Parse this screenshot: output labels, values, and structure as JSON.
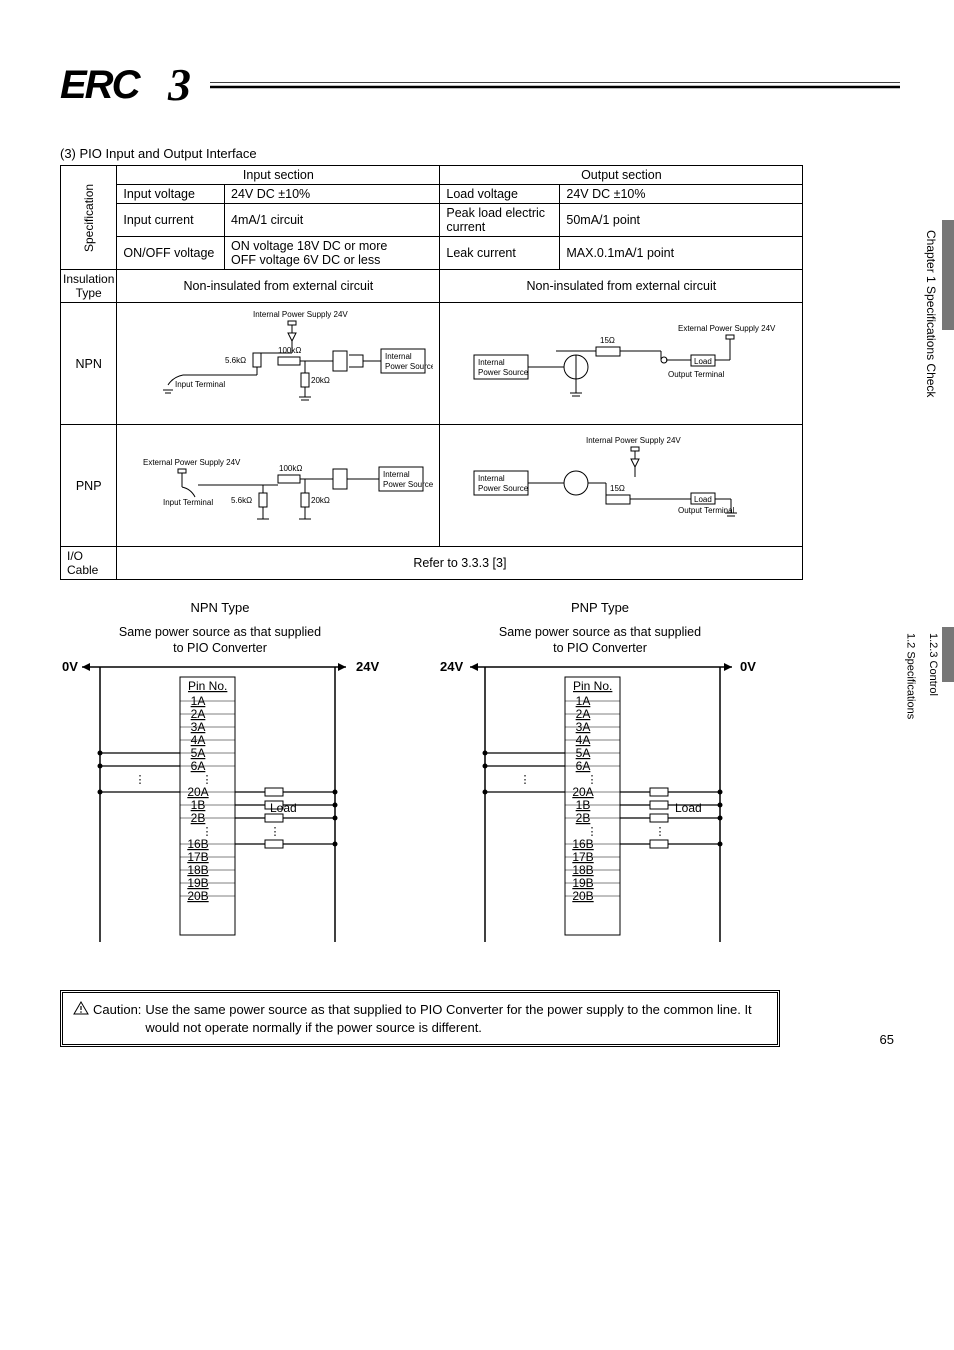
{
  "logo_text": "ERC3",
  "section_heading": "(3) PIO Input and Output Interface",
  "table": {
    "input_header": "Input section",
    "output_header": "Output section",
    "spec_rowlabel": "Specification",
    "rows": {
      "r1c1": "Input voltage",
      "r1c2": "24V DC ±10%",
      "r1c3": "Load voltage",
      "r1c4": "24V DC ±10%",
      "r2c1": "Input current",
      "r2c2": "4mA/1 circuit",
      "r2c3": "Peak load electric current",
      "r2c4": "50mA/1 point",
      "r3c1": "ON/OFF voltage",
      "r3c2": "ON voltage 18V DC or more\nOFF voltage 6V DC or less",
      "r3c3": "Leak current",
      "r3c4": "MAX.0.1mA/1 point"
    },
    "insulation_label": "Insulation Type",
    "insulation_in": "Non-insulated from external circuit",
    "insulation_out": "Non-insulated from external circuit",
    "npn_label": "NPN",
    "pnp_label": "PNP",
    "io_cable_label": "I/O Cable",
    "io_cable_value": "Refer to 3.3.3 [3]"
  },
  "circuit": {
    "internal_ps_24v": "Internal Power Supply 24V",
    "external_ps_24v": "External Power Supply 24V",
    "input_terminal": "Input Terminal",
    "output_terminal": "Output Terminal",
    "internal_power_source": "Internal\nPower Source",
    "internal_power_source_inline": "Internal Power Source",
    "load": "Load",
    "r5_6k": "5.6kΩ",
    "r100k": "100kΩ",
    "r20k": "20kΩ",
    "r15": "15Ω"
  },
  "wiring": {
    "npn_title": "NPN Type",
    "pnp_title": "PNP Type",
    "same_power": "Same power source as that supplied",
    "to_pio": "to PIO Converter",
    "v0": "0V",
    "v24": "24V",
    "pin_no": "Pin No.",
    "pins_top": [
      "1A",
      "2A",
      "3A",
      "4A",
      "5A",
      "6A"
    ],
    "dots": "⋮",
    "pin_20a": "20A",
    "pins_mid": [
      "1B",
      "2B"
    ],
    "pins_bot": [
      "16B",
      "17B",
      "18B",
      "19B",
      "20B"
    ],
    "load": "Load"
  },
  "caution": {
    "label": "Caution:",
    "text": "Use the same power source as that supplied to PIO Converter for the power supply to the common line. It would not operate normally if the power source is different."
  },
  "sidebar": {
    "chapter": "Chapter 1 Specifications Check",
    "sub1": "1.2 Specifications",
    "sub2": "1.2.3 Control"
  },
  "page_number": "65"
}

======

> [Task]: Search the data above for the string "supplied" and copy each line that has it.

> [The solution]:
    "same_power": "Same power source as that supplied",
    "text": "Use the same power source as that supplied to PIO Converter for the power supply to the common line. It would not operate normally if the power source is different."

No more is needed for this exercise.